►
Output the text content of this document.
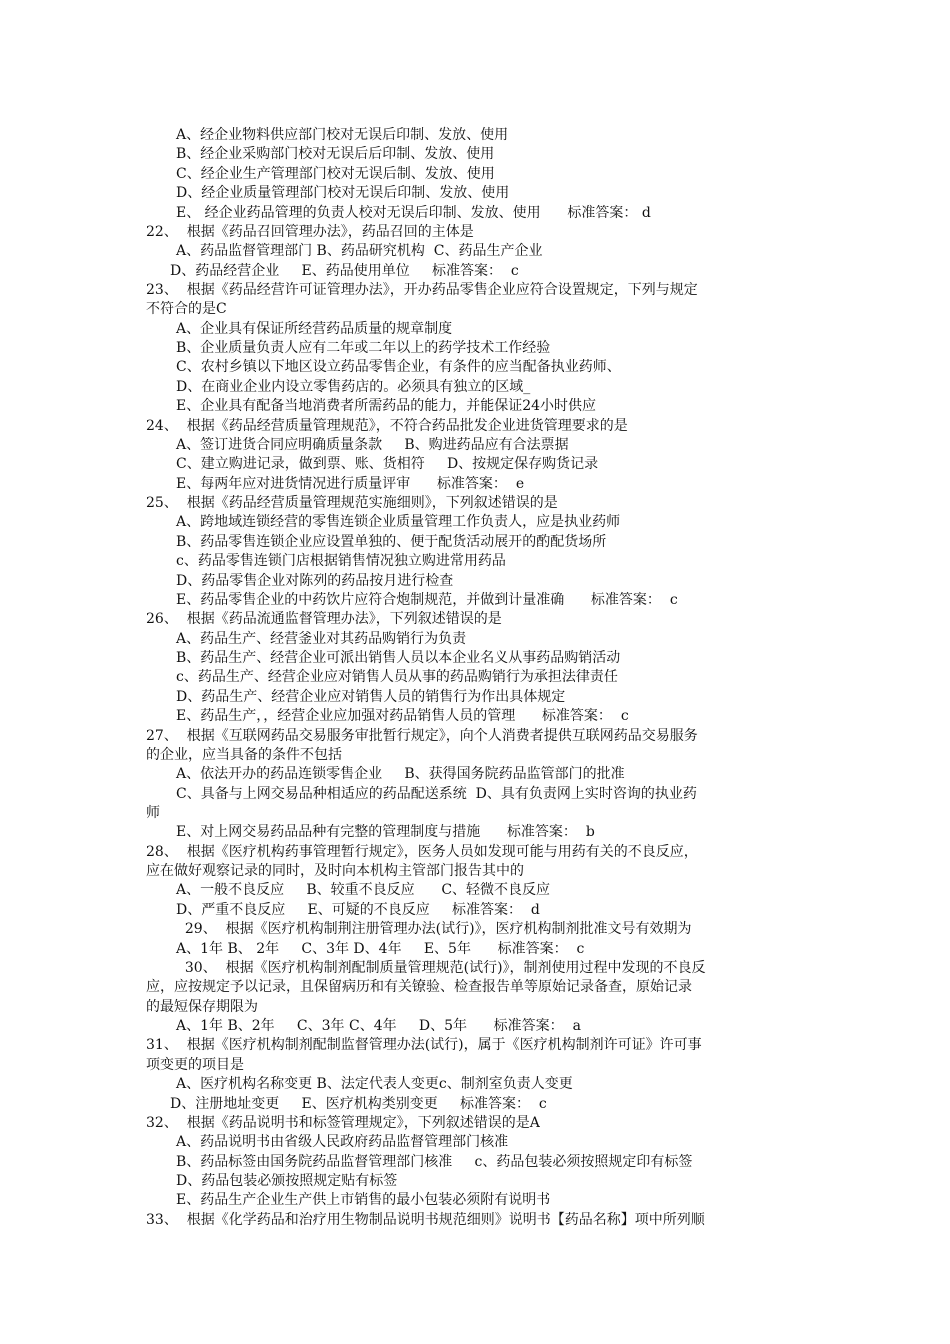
A、经企业物料供应部门校对无误后印制、发放、使用
B、经企业采购部门校对无误后后印制、发放、使用
C、经企业生产管理部门校对无误后制、发放、使用
D、经企业质量管理部门校对无误后印制、发放、使用
E、 经企业药品管理的负责人校对无误后印制、发放、使用      标准答案： d
22、  根据《药品召回管理办法》，药品召回的主体是
A、药品监督管理部门 B、药品研究机构  C、药品生产企业
D、药品经营企业     E、药品使用单位     标准答案：  c
23、  根据《药品经营许可证管理办法》，开办药品零售企业应符合设置规定，下列与规定
不符合的是C
A、企业具有保证所经营药品质量的规章制度
B、企业质量负责人应有二年或二年以上的药学技术工作经验
C、农村乡镇以下地区设立药品零售企业，有条件的应当配备执业药师、
D、在商业企业内设立零售药店的。必须具有独立的区域_
E、企业具有配备当地消费者所需药品的能力，并能保证24小时供应
24、  根据《药品经营质量管理规范》，不符合药品批发企业进货管理要求的是
A、签订进货合同应明确质量条款     B、购进药品应有合法票据
C、建立购进记录，做到票、账、货相符     D、按规定保存购货记录
E、每两年应对进货情况进行质量评审      标准答案：  e
25、  根据《药品经营质量管理规范实施细则》，下列叙述错误的是
A、跨地域连锁经营的零售连锁企业质量管理工作负责人，应是执业药师
B、药品零售连锁企业应设置单独的、便于配货活动展开的酌配货场所
c、药品零售连锁门店根据销售情况独立购进常用药品
D、药品零售企业对陈列的药品按月进行检查
E、药品零售企业的中药饮片应符合炮制规范，并做到计量准确      标准答案：  c
26、  根据《药品流通监督管理办法》，下列叙述错误的是
A、药品生产、经营釜业对其药品购销行为负责
B、药品生产、经营企业可派出销售人员以本企业名义从事药品购销活动
c、药品生产、经营企业应对销售人员从事的药品购销行为承担法律责任
D、药品生产、经营企业应对销售人员的销售行为作出具体规定
E、药品生产，，经营企业应加强对药品销售人员的管理      标准答案：  c
27、  根据《互联网药品交易服务审批暂行规定》，向个人消费者提供互联网药品交易服务
的企业，应当具备的条件不包括
A、依法开办的药品连锁零售企业     B、获得国务院药品监管部门的批准
C、具备与上网交易品种相适应的药品配送系统  D、具有负责网上实时咨询的执业药
师
E、对上网交易药品品种有完整的管理制度与措施      标准答案：  b
28、  根据《医疗机构药事管理暂行规定》，医务人员如发现可能与用药有关的不良反应，
应在做好观察记录的同时，及时向本机构主管部门报告其中的
A、一般不良反应     B、较重不良反应      C、轻微不良反应
D、严重不良反应     E、可疑的不良反应     标准答案：  d
29、  根据《医疗机构制荆注册管理办法(试行)》，医疗机构制剂批准文号有效期为
A、1年 B、 2年     C、3年 D、4年     E、5年      标准答案：  c
30、  根据《医疗机构制剂配制质量管理规范(试行)》，制剂使用过程中发现的不良反
应，应按规定予以记录，且保留病历和有关镣验、检查报告单等原始记录备查，原始记录
的最短保存期限为
A、1年 B、2年     C、3年 C、4年     D、5年      标准答案：  a
31、  根据《医疗机构制剂配制监督管理办法(试行)，属于《医疗机构制剂许可证》许可事
项变更的项目是
A、医疗机构名称变更 B、法定代表人变更c、制剂室负责人变更
D、注册地址变更     E、医疗机构类别变更     标准答案：  c
32、  根据《药品说明书和标签管理规定》，下列叙述错误的是A
A、药品说明书由省级人民政府药品监督管理部门核准
B、药品标签由国务院药品监督管理部门核准     c、药品包装必须按照规定印有标签
D、药品包装必颁按照规定贴有标签
E、药品生产企业生产供上市销售的最小包装必须附有说明书
33、  根据《化学药品和治疗用生物制品说明书规范细则》说明书【药品名称】项中所列顺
◄
▸ **Instruction**
Leave out the pictures, and give all the records again exactly.

▸ **Task solution**
Output the text content of this document.
A、经企业物料供应部门校对无误后印制、发放、使用
B、经企业采购部门校对无误后后印制、发放、使用
C、经企业生产管理部门校对无误后制、发放、使用
D、经企业质量管理部门校对无误后印制、发放、使用
E、 经企业药品管理的负责人校对无误后印制、发放、使用      标准答案： d
22、  根据《药品召回管理办法》，药品召回的主体是
A、药品监督管理部门 B、药品研究机构  C、药品生产企业
D、药品经营企业     E、药品使用单位     标准答案：  c
23、  根据《药品经营许可证管理办法》，开办药品零售企业应符合设置规定，下列与规定
不符合的是C
A、企业具有保证所经营药品质量的规章制度
B、企业质量负责人应有二年或二年以上的药学技术工作经验
C、农村乡镇以下地区设立药品零售企业，有条件的应当配备执业药师、
D、在商业企业内设立零售药店的。必须具有独立的区域_
E、企业具有配备当地消费者所需药品的能力，并能保证24小时供应
24、  根据《药品经营质量管理规范》，不符合药品批发企业进货管理要求的是
A、签订进货合同应明确质量条款     B、购进药品应有合法票据
C、建立购进记录，做到票、账、货相符     D、按规定保存购货记录
E、每两年应对进货情况进行质量评审      标准答案：  e
25、  根据《药品经营质量管理规范实施细则》，下列叙述错误的是
A、跨地域连锁经营的零售连锁企业质量管理工作负责人，应是执业药师
B、药品零售连锁企业应设置单独的、便于配货活动展开的酌配货场所
c、药品零售连锁门店根据销售情况独立购进常用药品
D、药品零售企业对陈列的药品按月进行检查
E、药品零售企业的中药饮片应符合炮制规范，并做到计量准确      标准答案：  c
26、  根据《药品流通监督管理办法》，下列叙述错误的是
A、药品生产、经营釜业对其药品购销行为负责
B、药品生产、经营企业可派出销售人员以本企业名义从事药品购销活动
c、药品生产、经营企业应对销售人员从事的药品购销行为承担法律责任
D、药品生产、经营企业应对销售人员的销售行为作出具体规定
E、药品生产，，经营企业应加强对药品销售人员的管理      标准答案：  c
27、  根据《互联网药品交易服务审批暂行规定》，向个人消费者提供互联网药品交易服务
的企业，应当具备的条件不包括
A、依法开办的药品连锁零售企业     B、获得国务院药品监管部门的批准
C、具备与上网交易品种相适应的药品配送系统  D、具有负责网上实时咨询的执业药
师
E、对上网交易药品品种有完整的管理制度与措施      标准答案：  b
28、  根据《医疗机构药事管理暂行规定》，医务人员如发现可能与用药有关的不良反应，
应在做好观察记录的同时，及时向本机构主管部门报告其中的
A、一般不良反应     B、较重不良反应      C、轻微不良反应
D、严重不良反应     E、可疑的不良反应     标准答案：  d
29、  根据《医疗机构制荆注册管理办法(试行)》，医疗机构制剂批准文号有效期为
A、1年 B、 2年     C、3年 D、4年     E、5年      标准答案：  c
30、  根据《医疗机构制剂配制质量管理规范(试行)》，制剂使用过程中发现的不良反
应，应按规定予以记录，且保留病历和有关镣验、检查报告单等原始记录备查，原始记录
的最短保存期限为
A、1年 B、2年     C、3年 C、4年     D、5年      标准答案：  a
31、  根据《医疗机构制剂配制监督管理办法(试行)，属于《医疗机构制剂许可证》许可事
项变更的项目是
A、医疗机构名称变更 B、法定代表人变更c、制剂室负责人变更
D、注册地址变更     E、医疗机构类别变更     标准答案：  c
32、  根据《药品说明书和标签管理规定》，下列叙述错误的是A
A、药品说明书由省级人民政府药品监督管理部门核准
B、药品标签由国务院药品监督管理部门核准     c、药品包装必须按照规定印有标签
D、药品包装必颁按照规定贴有标签
E、药品生产企业生产供上市销售的最小包装必须附有说明书
33、  根据《化学药品和治疗用生物制品说明书规范细则》说明书【药品名称】项中所列顺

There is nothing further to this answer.